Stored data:
--------
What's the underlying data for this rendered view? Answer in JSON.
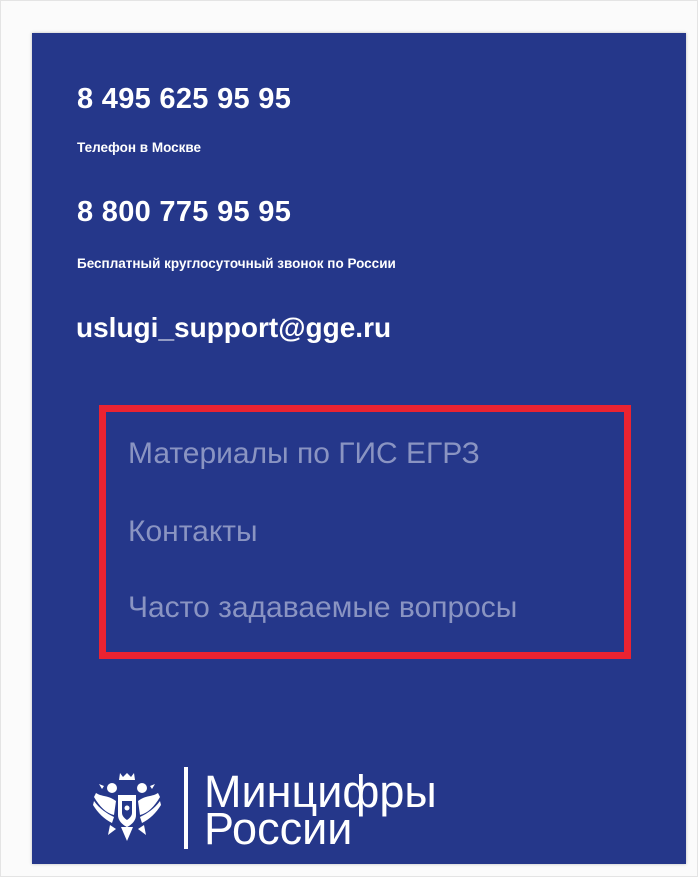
{
  "contacts": {
    "phone_moscow": "8 495 625 95 95",
    "phone_moscow_caption": "Телефон в Москве",
    "phone_free": "8 800 775 95 95",
    "phone_free_caption": "Бесплатный круглосуточный звонок по России",
    "email": "uslugi_support@gge.ru"
  },
  "nav": {
    "items": [
      {
        "label": "Материалы по ГИС ЕГРЗ"
      },
      {
        "label": "Контакты"
      },
      {
        "label": "Часто задаваемые вопросы"
      }
    ]
  },
  "logo": {
    "line1": "Минцифры",
    "line2": "России",
    "emblem_icon": "double-headed-eagle-icon"
  },
  "colors": {
    "panel_background": "#25378a",
    "link_color": "#8a94c2",
    "highlight_border": "#ea2331",
    "text": "#ffffff"
  }
}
--------
- [EXERCISE OBJECTIVE]
List the lines that contain the word "России".

- [WRITTEN ANSWER]
    "phone_free_caption": "Бесплатный круглосуточный звонок по России",
    "line2": "России",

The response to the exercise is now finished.